> Provided data:

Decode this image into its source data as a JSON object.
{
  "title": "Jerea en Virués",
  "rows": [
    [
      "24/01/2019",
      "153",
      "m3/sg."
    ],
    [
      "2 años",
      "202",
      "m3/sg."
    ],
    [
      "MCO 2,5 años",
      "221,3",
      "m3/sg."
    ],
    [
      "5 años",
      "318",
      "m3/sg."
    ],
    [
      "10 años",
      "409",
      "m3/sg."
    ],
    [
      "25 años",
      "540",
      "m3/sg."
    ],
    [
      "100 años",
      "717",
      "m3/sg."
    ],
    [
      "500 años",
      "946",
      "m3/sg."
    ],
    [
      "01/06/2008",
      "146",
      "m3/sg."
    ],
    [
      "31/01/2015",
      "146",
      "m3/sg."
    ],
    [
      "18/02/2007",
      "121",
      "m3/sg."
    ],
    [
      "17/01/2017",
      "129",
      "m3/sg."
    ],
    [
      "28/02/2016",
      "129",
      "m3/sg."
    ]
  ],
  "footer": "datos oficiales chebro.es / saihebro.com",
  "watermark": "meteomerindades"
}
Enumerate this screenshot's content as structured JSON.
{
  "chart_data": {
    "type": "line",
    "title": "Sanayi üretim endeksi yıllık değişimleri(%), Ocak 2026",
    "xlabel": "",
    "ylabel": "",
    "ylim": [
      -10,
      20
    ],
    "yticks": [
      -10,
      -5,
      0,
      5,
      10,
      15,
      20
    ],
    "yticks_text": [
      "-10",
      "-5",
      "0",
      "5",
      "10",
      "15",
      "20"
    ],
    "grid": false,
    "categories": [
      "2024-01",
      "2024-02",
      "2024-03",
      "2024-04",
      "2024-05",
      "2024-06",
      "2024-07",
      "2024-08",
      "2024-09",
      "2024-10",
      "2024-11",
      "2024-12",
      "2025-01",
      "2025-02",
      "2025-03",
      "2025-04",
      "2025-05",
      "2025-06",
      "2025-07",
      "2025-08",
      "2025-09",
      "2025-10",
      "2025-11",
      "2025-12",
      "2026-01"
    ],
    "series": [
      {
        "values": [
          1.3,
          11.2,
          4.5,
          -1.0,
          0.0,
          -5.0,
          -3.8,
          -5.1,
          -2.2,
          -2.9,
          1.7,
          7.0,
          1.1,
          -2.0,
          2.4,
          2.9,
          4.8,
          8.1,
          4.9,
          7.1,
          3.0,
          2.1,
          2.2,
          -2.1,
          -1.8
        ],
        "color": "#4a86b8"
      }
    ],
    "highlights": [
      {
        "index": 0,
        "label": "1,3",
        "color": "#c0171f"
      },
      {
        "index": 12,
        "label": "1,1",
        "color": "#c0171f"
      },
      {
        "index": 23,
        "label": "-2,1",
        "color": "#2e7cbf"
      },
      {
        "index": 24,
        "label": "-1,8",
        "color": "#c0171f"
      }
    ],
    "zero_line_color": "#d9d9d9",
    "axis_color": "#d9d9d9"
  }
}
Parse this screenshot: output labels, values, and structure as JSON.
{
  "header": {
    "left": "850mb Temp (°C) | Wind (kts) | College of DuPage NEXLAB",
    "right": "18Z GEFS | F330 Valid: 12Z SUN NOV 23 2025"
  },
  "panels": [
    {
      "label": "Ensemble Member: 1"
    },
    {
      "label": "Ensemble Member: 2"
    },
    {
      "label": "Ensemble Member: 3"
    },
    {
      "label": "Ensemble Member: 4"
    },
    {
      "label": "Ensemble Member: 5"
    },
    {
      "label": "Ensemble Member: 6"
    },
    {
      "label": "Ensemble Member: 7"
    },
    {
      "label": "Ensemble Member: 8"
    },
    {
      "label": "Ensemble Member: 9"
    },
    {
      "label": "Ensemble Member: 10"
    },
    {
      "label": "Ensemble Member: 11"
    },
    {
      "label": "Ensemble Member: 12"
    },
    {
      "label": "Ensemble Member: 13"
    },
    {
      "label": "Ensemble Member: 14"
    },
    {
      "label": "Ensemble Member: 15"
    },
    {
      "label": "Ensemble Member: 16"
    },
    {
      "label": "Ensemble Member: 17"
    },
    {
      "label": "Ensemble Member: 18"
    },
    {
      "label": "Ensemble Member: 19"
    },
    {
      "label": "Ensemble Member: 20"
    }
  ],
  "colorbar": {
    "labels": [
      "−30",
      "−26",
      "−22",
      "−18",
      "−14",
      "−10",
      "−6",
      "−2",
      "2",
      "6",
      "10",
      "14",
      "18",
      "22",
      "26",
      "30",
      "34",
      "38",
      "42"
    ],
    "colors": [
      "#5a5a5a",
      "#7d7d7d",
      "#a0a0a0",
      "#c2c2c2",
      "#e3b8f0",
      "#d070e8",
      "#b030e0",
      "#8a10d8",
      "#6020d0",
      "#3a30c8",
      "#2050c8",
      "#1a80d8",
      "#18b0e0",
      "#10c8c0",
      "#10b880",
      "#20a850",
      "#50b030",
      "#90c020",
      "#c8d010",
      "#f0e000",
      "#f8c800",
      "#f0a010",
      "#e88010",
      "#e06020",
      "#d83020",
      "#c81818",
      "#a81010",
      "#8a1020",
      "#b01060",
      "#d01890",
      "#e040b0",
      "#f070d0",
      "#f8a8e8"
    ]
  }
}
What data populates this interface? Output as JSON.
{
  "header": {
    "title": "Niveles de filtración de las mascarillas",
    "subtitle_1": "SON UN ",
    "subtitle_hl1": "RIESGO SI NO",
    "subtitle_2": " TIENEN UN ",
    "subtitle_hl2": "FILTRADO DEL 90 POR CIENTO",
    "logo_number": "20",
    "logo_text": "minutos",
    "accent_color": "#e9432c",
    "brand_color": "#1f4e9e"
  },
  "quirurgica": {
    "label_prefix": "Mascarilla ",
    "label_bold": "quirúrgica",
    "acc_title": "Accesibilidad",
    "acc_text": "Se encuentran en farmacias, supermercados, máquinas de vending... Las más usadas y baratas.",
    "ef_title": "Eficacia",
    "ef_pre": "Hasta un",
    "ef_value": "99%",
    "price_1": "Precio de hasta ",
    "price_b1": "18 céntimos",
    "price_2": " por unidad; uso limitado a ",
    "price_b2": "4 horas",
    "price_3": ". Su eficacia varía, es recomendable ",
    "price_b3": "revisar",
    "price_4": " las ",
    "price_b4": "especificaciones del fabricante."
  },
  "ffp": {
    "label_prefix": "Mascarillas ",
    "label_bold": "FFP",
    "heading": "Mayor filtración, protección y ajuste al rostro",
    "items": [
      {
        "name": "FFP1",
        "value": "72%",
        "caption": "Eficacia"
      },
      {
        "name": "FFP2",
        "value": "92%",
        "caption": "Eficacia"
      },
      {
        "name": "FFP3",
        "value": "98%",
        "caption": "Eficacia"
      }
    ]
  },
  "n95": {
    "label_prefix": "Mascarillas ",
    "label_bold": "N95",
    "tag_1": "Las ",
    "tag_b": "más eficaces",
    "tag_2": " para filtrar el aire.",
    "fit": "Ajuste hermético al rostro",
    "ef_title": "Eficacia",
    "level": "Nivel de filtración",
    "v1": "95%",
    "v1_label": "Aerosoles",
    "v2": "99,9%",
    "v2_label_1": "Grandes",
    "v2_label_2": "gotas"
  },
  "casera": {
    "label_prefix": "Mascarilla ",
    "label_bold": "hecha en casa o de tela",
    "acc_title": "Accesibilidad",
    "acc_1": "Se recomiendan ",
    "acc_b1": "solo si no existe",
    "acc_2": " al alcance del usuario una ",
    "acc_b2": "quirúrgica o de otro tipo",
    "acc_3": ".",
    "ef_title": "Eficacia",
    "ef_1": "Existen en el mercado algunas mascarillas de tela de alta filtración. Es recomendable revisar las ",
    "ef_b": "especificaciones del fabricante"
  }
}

> Task goal: Extract each line from the entries above that contains the string "JSON".

> Answer to this task:
Decode this image into its source data as a JSON object.
Enumerate this screenshot's content as structured JSON.
Parse this screenshot: output labels, values, and structure as JSON.
What data populates this interface? Output as JSON.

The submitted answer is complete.